Material provided:

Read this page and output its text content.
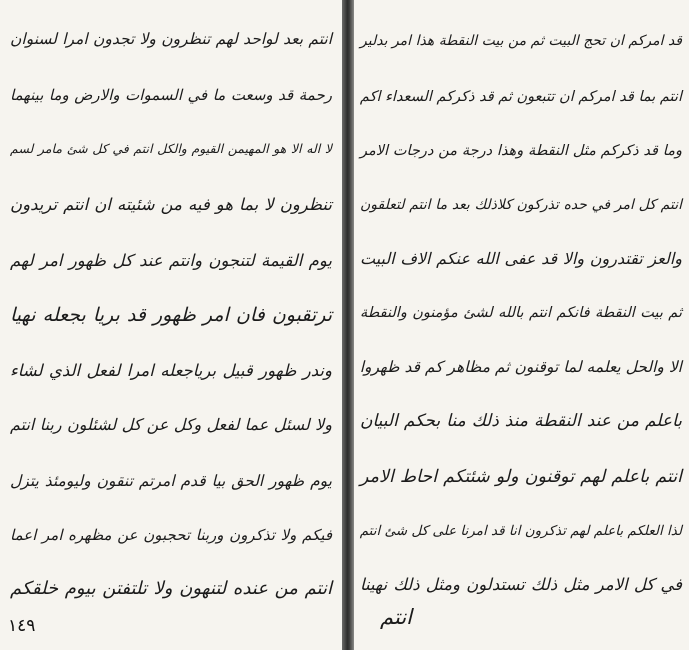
انتم بعد لواحد لهم تنظرون ولا تجدون امرا لسنوان
رحمة قد وسعت ما في السموات والارض وما بينهما
لا اله الا هو المهيمن القيوم والكل انتم في كل شئ مامر لسم
تنظرون لا بما هو فيه من شئيته ان انتم تريدون
يوم القيمة لتنجون وانتم عند كل ظهور امر لهم
ترتقبون فان امر ظهور قد بريا بجعله نهيا
وندر ظهور قبيل برياجعله امرا لفعل الذي لشاء
ولا لسئل عما لفعل وكل عن كل لشئلون ربنا انتم
يوم ظهور الحق بيا قدم امرتم تنقون وليومئذ يتزل
فيكم ولا تذكرون وربنا تحجبون عن مظهره امر اعما
انتم من عنده لتنهون ولا تلتفتن بيوم خلقكم
١٤٩
قد امركم ان تحج البيت ثم من بيت النقطة هذا امر بدلير
انتم بما قد امركم ان تتبعون ثم قد ذكركم السعداء اكم
وما قد ذكركم مثل النقطة وهذا درجة من درجات الامر
انتم كل امر في حده تذركون كلاذلك بعد ما انتم لتعلقون
والعز تقتدرون والا قد عفى الله عنكم الاف البيت
ثم بيت النقطة فانكم انتم بالله لشئ مؤمنون والنقطة
الا والحل يعلمه لما توقنون ثم مظاهر كم قد ظهروا
باعلم من عند النقطة منذ ذلك منا بحكم البيان
انتم باعلم لهم توقنون ولو شئتكم احاط الامر
لذا العلكم باعلم لهم تذكرون انا قد امرنا على كل شئ انتم
في كل الامر مثل ذلك تستدلون ومثل ذلك نهينا
انتم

Problem: Copy the material shown above in full and exactly. Skip the pictures.

Complete output:
Read this page and output its text content.
انتم بعد لواحد لهم تنظرون ولا تجدون امرا لسنوان
رحمة قد وسعت ما في السموات والارض وما بينهما
لا اله الا هو المهيمن القيوم والكل انتم في كل شئ مامر لسم
تنظرون لا بما هو فيه من شئيته ان انتم تريدون
يوم القيمة لتنجون وانتم عند كل ظهور امر لهم
ترتقبون فان امر ظهور قد بريا بجعله نهيا
وندر ظهور قبيل برياجعله امرا لفعل الذي لشاء
ولا لسئل عما لفعل وكل عن كل لشئلون ربنا انتم
يوم ظهور الحق بيا قدم امرتم تنقون وليومئذ يتزل
فيكم ولا تذكرون وربنا تحجبون عن مظهره امر اعما
انتم من عنده لتنهون ولا تلتفتن بيوم خلقكم
١٤٩
قد امركم ان تحج البيت ثم من بيت النقطة هذا امر بدلير
انتم بما قد امركم ان تتبعون ثم قد ذكركم السعداء اكم
وما قد ذكركم مثل النقطة وهذا درجة من درجات الامر
انتم كل امر في حده تذركون كلاذلك بعد ما انتم لتعلقون
والعز تقتدرون والا قد عفى الله عنكم الاف البيت
ثم بيت النقطة فانكم انتم بالله لشئ مؤمنون والنقطة
الا والحل يعلمه لما توقنون ثم مظاهر كم قد ظهروا
باعلم من عند النقطة منذ ذلك منا بحكم البيان
انتم باعلم لهم توقنون ولو شئتكم احاط الامر
لذا العلكم باعلم لهم تذكرون انا قد امرنا على كل شئ انتم
في كل الامر مثل ذلك تستدلون ومثل ذلك نهينا
انتم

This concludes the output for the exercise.